Dataset entries on figures
>> begin

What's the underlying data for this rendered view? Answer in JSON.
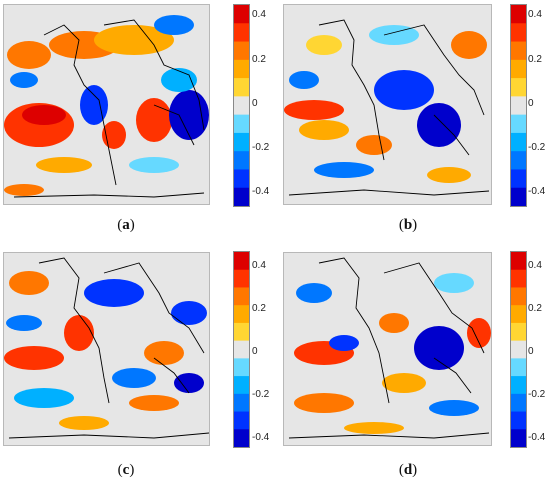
{
  "figure": {
    "colorbar": {
      "ticks": [
        "0.4",
        "0.2",
        "0",
        "-0.2",
        "-0.4"
      ],
      "range": [
        -0.5,
        0.5
      ],
      "colors": [
        "#0000cc",
        "#0033ff",
        "#0077ff",
        "#00b0ff",
        "#66d9ff",
        "#e6e6e6",
        "#ffd633",
        "#ffaa00",
        "#ff7700",
        "#ff3300",
        "#dd0000"
      ]
    },
    "map_background": "#e6e6e6",
    "coastline_color": "#000000",
    "panels": [
      {
        "id": "a",
        "caption_open": "(",
        "caption_letter": "a",
        "caption_close": ")"
      },
      {
        "id": "b",
        "caption_open": "(",
        "caption_letter": "b",
        "caption_close": ")"
      },
      {
        "id": "c",
        "caption_open": "(",
        "caption_letter": "c",
        "caption_close": ")"
      },
      {
        "id": "d",
        "caption_open": "(",
        "caption_letter": "d",
        "caption_close": ")"
      }
    ]
  }
}
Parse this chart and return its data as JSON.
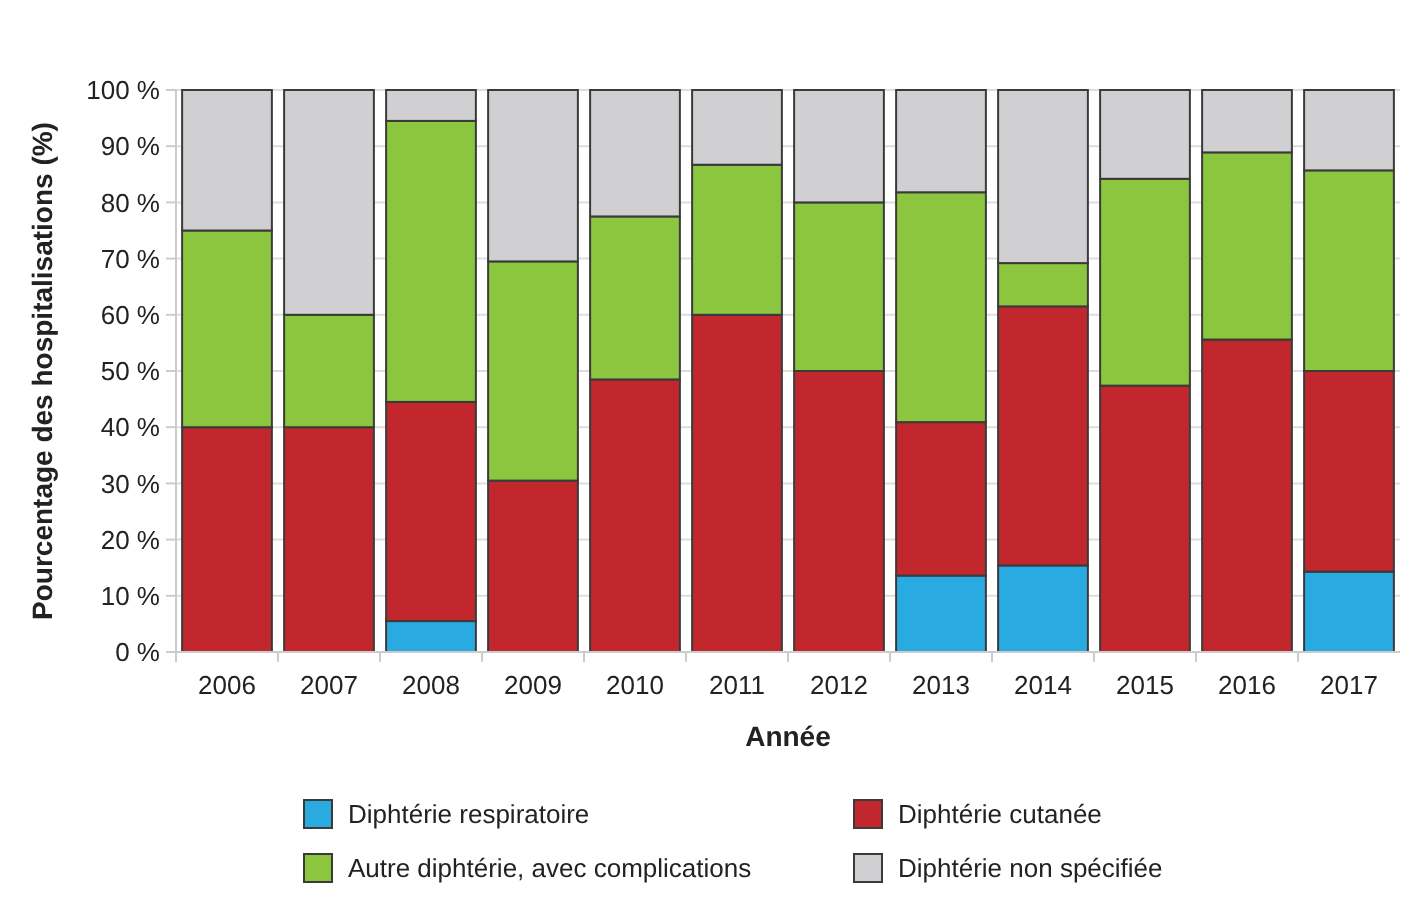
{
  "chart_data": {
    "type": "bar",
    "stacked": true,
    "xlabel": "Année",
    "ylabel": "Pourcentage des hospitalisations (%)",
    "categories": [
      "2006",
      "2007",
      "2008",
      "2009",
      "2010",
      "2011",
      "2012",
      "2013",
      "2014",
      "2015",
      "2016",
      "2017"
    ],
    "series": [
      {
        "name": "Diphtérie respiratoire",
        "color": "#29abe2",
        "values": [
          0,
          0,
          5.5,
          0,
          0,
          0,
          0,
          13.6,
          15.4,
          0,
          0,
          14.3
        ]
      },
      {
        "name": "Diphtérie cutanée",
        "color": "#c1272d",
        "values": [
          40,
          40,
          39,
          30.5,
          48.5,
          60,
          50,
          27.3,
          46.1,
          47.4,
          55.6,
          35.7
        ]
      },
      {
        "name": "Autre diphtérie, avec complications",
        "color": "#8cc63f",
        "values": [
          35,
          20,
          50,
          39,
          29,
          26.7,
          30,
          40.9,
          7.7,
          36.8,
          33.3,
          35.7
        ]
      },
      {
        "name": "Diphtérie non spécifiée",
        "color": "#d0cfd1",
        "values": [
          25,
          40,
          5.5,
          30.5,
          22.5,
          13.3,
          20,
          18.2,
          30.8,
          15.8,
          11.1,
          14.3
        ]
      }
    ],
    "ylim": [
      0,
      100
    ],
    "yticks": [
      {
        "value": 0,
        "label": "0 %"
      },
      {
        "value": 10,
        "label": "10 %"
      },
      {
        "value": 20,
        "label": "20 %"
      },
      {
        "value": 30,
        "label": "30 %"
      },
      {
        "value": 40,
        "label": "40 %"
      },
      {
        "value": 50,
        "label": "50 %"
      },
      {
        "value": 60,
        "label": "60 %"
      },
      {
        "value": 70,
        "label": "70 %"
      },
      {
        "value": 80,
        "label": "80 %"
      },
      {
        "value": 90,
        "label": "90 %"
      },
      {
        "value": 100,
        "label": "100 %"
      }
    ],
    "grid": "y",
    "legend": "bottom"
  }
}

>> end

• PROBLEM STATEMENT
Reproduce each entry precisely, dropping only the pictures.

• FINAL RESULT
What's the underlying data for this rendered view? Answer in JSON.
{
  "figure": {
    "colorbar": {
      "ticks": [
        "0.4",
        "0.2",
        "0",
        "-0.2",
        "-0.4"
      ],
      "range": [
        -0.5,
        0.5
      ],
      "colors": [
        "#0000cc",
        "#0033ff",
        "#0077ff",
        "#00b0ff",
        "#66d9ff",
        "#e6e6e6",
        "#ffd633",
        "#ffaa00",
        "#ff7700",
        "#ff3300",
        "#dd0000"
      ]
    },
    "map_background": "#e6e6e6",
    "coastline_color": "#000000",
    "panels": [
      {
        "id": "a",
        "caption_open": "(",
        "caption_letter": "a",
        "caption_close": ")"
      },
      {
        "id": "b",
        "caption_open": "(",
        "caption_letter": "b",
        "caption_close": ")"
      },
      {
        "id": "c",
        "caption_open": "(",
        "caption_letter": "c",
        "caption_close": ")"
      },
      {
        "id": "d",
        "caption_open": "(",
        "caption_letter": "d",
        "caption_close": ")"
      }
    ]
  }
}
Parse this chart and return its data as JSON.
{
  "chart_data": {
    "type": "bar",
    "stacked": true,
    "xlabel": "Année",
    "ylabel": "Pourcentage des hospitalisations (%)",
    "categories": [
      "2006",
      "2007",
      "2008",
      "2009",
      "2010",
      "2011",
      "2012",
      "2013",
      "2014",
      "2015",
      "2016",
      "2017"
    ],
    "series": [
      {
        "name": "Diphtérie respiratoire",
        "color": "#29abe2",
        "values": [
          0,
          0,
          5.5,
          0,
          0,
          0,
          0,
          13.6,
          15.4,
          0,
          0,
          14.3
        ]
      },
      {
        "name": "Diphtérie cutanée",
        "color": "#c1272d",
        "values": [
          40,
          40,
          39,
          30.5,
          48.5,
          60,
          50,
          27.3,
          46.1,
          47.4,
          55.6,
          35.7
        ]
      },
      {
        "name": "Autre diphtérie, avec complications",
        "color": "#8cc63f",
        "values": [
          35,
          20,
          50,
          39,
          29,
          26.7,
          30,
          40.9,
          7.7,
          36.8,
          33.3,
          35.7
        ]
      },
      {
        "name": "Diphtérie non spécifiée",
        "color": "#d0cfd1",
        "values": [
          25,
          40,
          5.5,
          30.5,
          22.5,
          13.3,
          20,
          18.2,
          30.8,
          15.8,
          11.1,
          14.3
        ]
      }
    ],
    "ylim": [
      0,
      100
    ],
    "yticks": [
      {
        "value": 0,
        "label": "0 %"
      },
      {
        "value": 10,
        "label": "10 %"
      },
      {
        "value": 20,
        "label": "20 %"
      },
      {
        "value": 30,
        "label": "30 %"
      },
      {
        "value": 40,
        "label": "40 %"
      },
      {
        "value": 50,
        "label": "50 %"
      },
      {
        "value": 60,
        "label": "60 %"
      },
      {
        "value": 70,
        "label": "70 %"
      },
      {
        "value": 80,
        "label": "80 %"
      },
      {
        "value": 90,
        "label": "90 %"
      },
      {
        "value": 100,
        "label": "100 %"
      }
    ],
    "grid": "y",
    "legend": "bottom"
  }
}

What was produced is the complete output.